### Required task
Could you write out the records below exactly as they appear, leaving out any pictures?
** BEGIN Records shown **
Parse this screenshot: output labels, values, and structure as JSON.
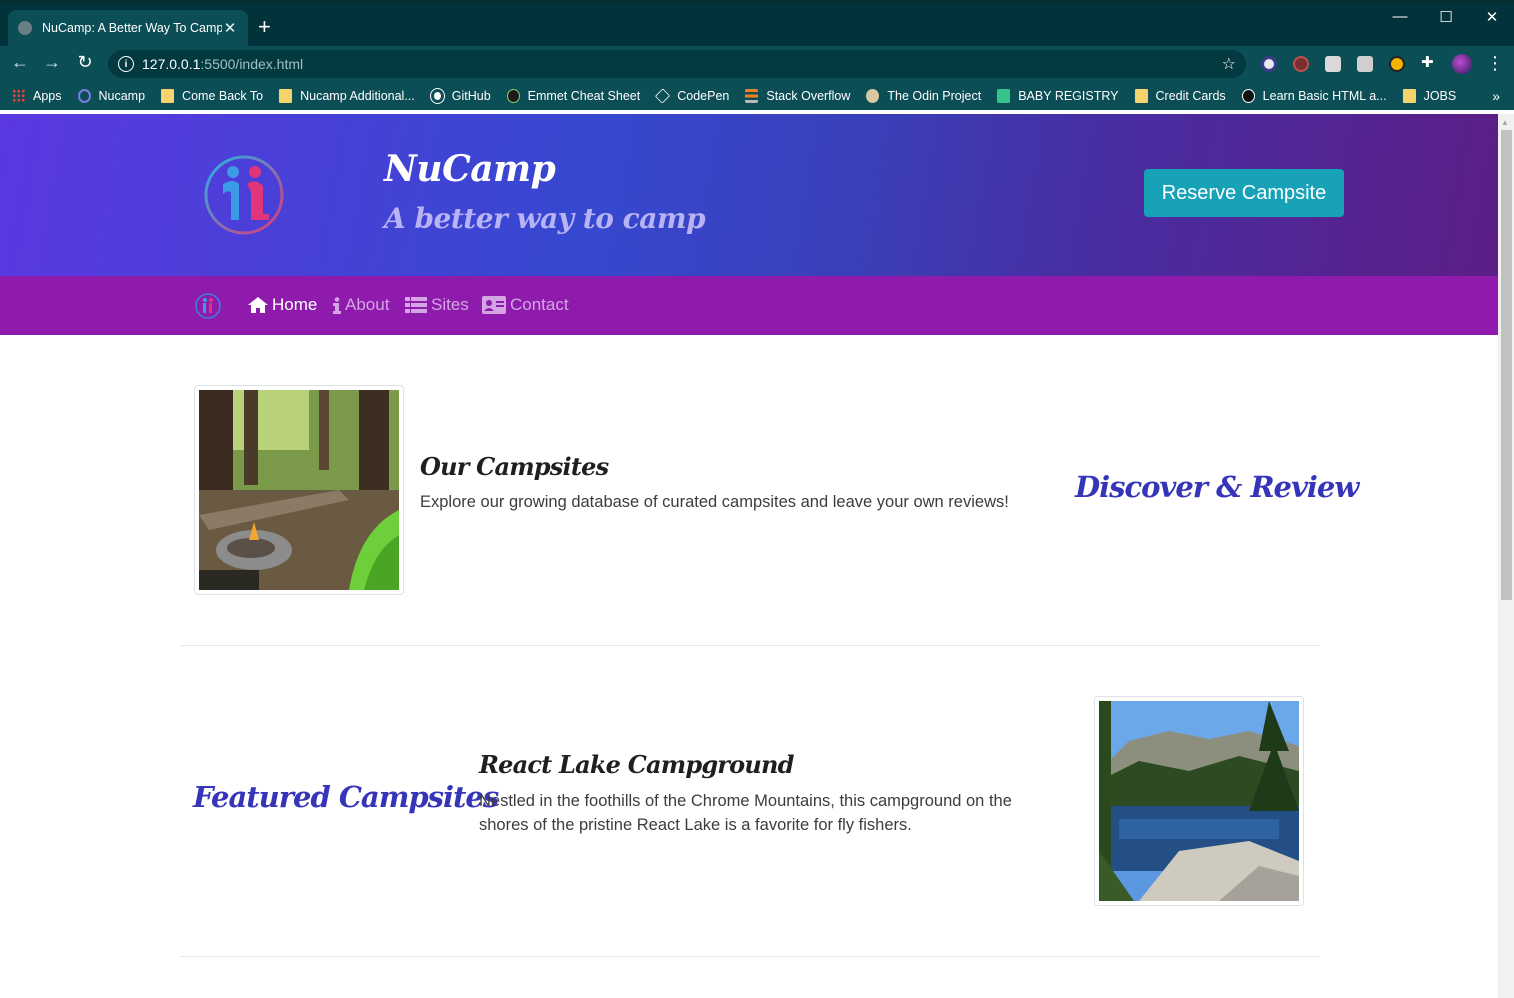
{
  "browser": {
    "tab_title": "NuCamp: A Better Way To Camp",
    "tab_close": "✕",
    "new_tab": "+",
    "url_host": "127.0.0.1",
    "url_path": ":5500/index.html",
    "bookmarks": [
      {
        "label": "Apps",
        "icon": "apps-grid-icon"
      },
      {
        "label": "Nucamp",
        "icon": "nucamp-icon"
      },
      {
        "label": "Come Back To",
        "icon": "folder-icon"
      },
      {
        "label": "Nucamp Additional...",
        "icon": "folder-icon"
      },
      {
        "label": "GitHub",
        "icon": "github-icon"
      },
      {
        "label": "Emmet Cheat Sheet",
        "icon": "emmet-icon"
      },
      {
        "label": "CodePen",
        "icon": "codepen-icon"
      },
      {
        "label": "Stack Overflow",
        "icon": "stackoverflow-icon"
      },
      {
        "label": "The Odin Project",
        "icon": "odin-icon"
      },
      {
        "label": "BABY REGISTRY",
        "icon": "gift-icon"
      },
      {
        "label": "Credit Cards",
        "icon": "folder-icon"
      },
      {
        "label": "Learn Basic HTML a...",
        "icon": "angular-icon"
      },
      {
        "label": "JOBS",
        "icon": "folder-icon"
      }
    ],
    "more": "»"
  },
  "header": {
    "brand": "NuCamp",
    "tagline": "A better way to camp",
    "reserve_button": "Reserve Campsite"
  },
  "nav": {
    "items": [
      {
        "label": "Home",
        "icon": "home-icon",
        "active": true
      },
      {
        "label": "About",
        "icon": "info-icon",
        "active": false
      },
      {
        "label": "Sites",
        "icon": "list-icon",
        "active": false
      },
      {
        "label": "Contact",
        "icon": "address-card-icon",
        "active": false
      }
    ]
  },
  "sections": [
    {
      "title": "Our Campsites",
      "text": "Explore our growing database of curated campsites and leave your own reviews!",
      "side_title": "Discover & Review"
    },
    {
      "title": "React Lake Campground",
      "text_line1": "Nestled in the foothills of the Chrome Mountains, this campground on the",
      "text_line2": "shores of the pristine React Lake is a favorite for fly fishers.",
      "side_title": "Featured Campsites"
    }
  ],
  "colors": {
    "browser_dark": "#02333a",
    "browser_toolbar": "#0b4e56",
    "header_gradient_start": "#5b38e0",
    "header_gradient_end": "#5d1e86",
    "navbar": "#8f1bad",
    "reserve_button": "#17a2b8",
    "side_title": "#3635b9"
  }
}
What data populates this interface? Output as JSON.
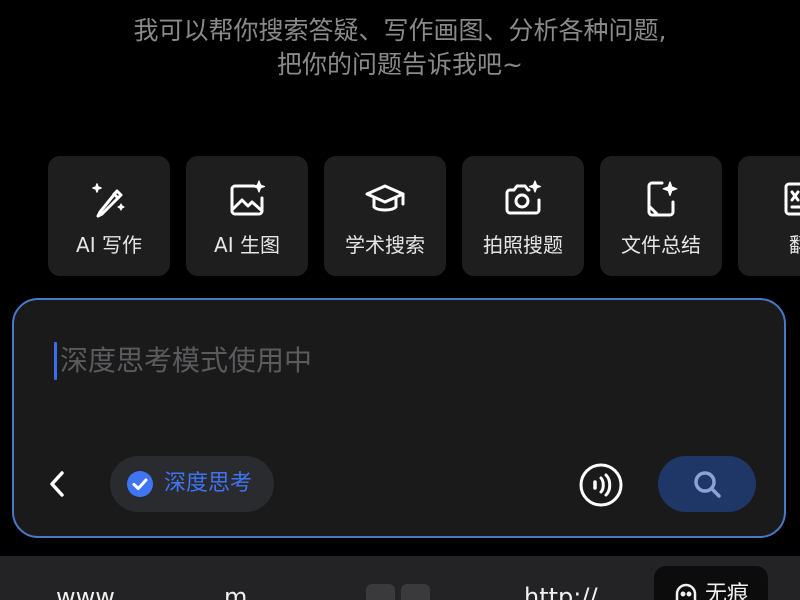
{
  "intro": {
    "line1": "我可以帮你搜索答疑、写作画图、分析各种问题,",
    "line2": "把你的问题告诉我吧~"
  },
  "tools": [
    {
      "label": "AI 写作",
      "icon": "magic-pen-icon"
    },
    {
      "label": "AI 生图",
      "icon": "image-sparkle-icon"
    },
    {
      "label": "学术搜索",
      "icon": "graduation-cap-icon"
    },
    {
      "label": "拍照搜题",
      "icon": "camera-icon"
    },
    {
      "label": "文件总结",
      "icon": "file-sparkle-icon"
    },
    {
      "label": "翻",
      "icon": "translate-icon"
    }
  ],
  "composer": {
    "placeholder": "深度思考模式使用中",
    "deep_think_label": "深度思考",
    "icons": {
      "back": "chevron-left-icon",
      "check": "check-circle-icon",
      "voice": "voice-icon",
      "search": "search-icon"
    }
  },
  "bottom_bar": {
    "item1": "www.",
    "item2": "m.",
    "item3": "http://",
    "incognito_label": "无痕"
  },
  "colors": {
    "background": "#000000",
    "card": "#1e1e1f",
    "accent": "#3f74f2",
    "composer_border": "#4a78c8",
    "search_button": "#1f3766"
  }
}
** END Records shown **
### Reply
Parse this screenshot: output labels, values, and structure as JSON.
{
  "browser": {
    "tab_title": "NuCamp: A Better Way To Camp",
    "tab_close": "✕",
    "new_tab": "+",
    "url_host": "127.0.0.1",
    "url_path": ":5500/index.html",
    "bookmarks": [
      {
        "label": "Apps",
        "icon": "apps-grid-icon"
      },
      {
        "label": "Nucamp",
        "icon": "nucamp-icon"
      },
      {
        "label": "Come Back To",
        "icon": "folder-icon"
      },
      {
        "label": "Nucamp Additional...",
        "icon": "folder-icon"
      },
      {
        "label": "GitHub",
        "icon": "github-icon"
      },
      {
        "label": "Emmet Cheat Sheet",
        "icon": "emmet-icon"
      },
      {
        "label": "CodePen",
        "icon": "codepen-icon"
      },
      {
        "label": "Stack Overflow",
        "icon": "stackoverflow-icon"
      },
      {
        "label": "The Odin Project",
        "icon": "odin-icon"
      },
      {
        "label": "BABY REGISTRY",
        "icon": "gift-icon"
      },
      {
        "label": "Credit Cards",
        "icon": "folder-icon"
      },
      {
        "label": "Learn Basic HTML a...",
        "icon": "angular-icon"
      },
      {
        "label": "JOBS",
        "icon": "folder-icon"
      }
    ],
    "more": "»"
  },
  "header": {
    "brand": "NuCamp",
    "tagline": "A better way to camp",
    "reserve_button": "Reserve Campsite"
  },
  "nav": {
    "items": [
      {
        "label": "Home",
        "icon": "home-icon",
        "active": true
      },
      {
        "label": "About",
        "icon": "info-icon",
        "active": false
      },
      {
        "label": "Sites",
        "icon": "list-icon",
        "active": false
      },
      {
        "label": "Contact",
        "icon": "address-card-icon",
        "active": false
      }
    ]
  },
  "sections": [
    {
      "title": "Our Campsites",
      "text": "Explore our growing database of curated campsites and leave your own reviews!",
      "side_title": "Discover & Review"
    },
    {
      "title": "React Lake Campground",
      "text_line1": "Nestled in the foothills of the Chrome Mountains, this campground on the",
      "text_line2": "shores of the pristine React Lake is a favorite for fly fishers.",
      "side_title": "Featured Campsites"
    }
  ],
  "colors": {
    "browser_dark": "#02333a",
    "browser_toolbar": "#0b4e56",
    "header_gradient_start": "#5b38e0",
    "header_gradient_end": "#5d1e86",
    "navbar": "#8f1bad",
    "reserve_button": "#17a2b8",
    "side_title": "#3635b9"
  }
}
What data populates this interface? Output as JSON.
{
  "intro": {
    "line1": "我可以帮你搜索答疑、写作画图、分析各种问题,",
    "line2": "把你的问题告诉我吧~"
  },
  "tools": [
    {
      "label": "AI 写作",
      "icon": "magic-pen-icon"
    },
    {
      "label": "AI 生图",
      "icon": "image-sparkle-icon"
    },
    {
      "label": "学术搜索",
      "icon": "graduation-cap-icon"
    },
    {
      "label": "拍照搜题",
      "icon": "camera-icon"
    },
    {
      "label": "文件总结",
      "icon": "file-sparkle-icon"
    },
    {
      "label": "翻",
      "icon": "translate-icon"
    }
  ],
  "composer": {
    "placeholder": "深度思考模式使用中",
    "deep_think_label": "深度思考",
    "icons": {
      "back": "chevron-left-icon",
      "check": "check-circle-icon",
      "voice": "voice-icon",
      "search": "search-icon"
    }
  },
  "bottom_bar": {
    "item1": "www.",
    "item2": "m.",
    "item3": "http://",
    "incognito_label": "无痕"
  },
  "colors": {
    "background": "#000000",
    "card": "#1e1e1f",
    "accent": "#3f74f2",
    "composer_border": "#4a78c8",
    "search_button": "#1f3766"
  }
}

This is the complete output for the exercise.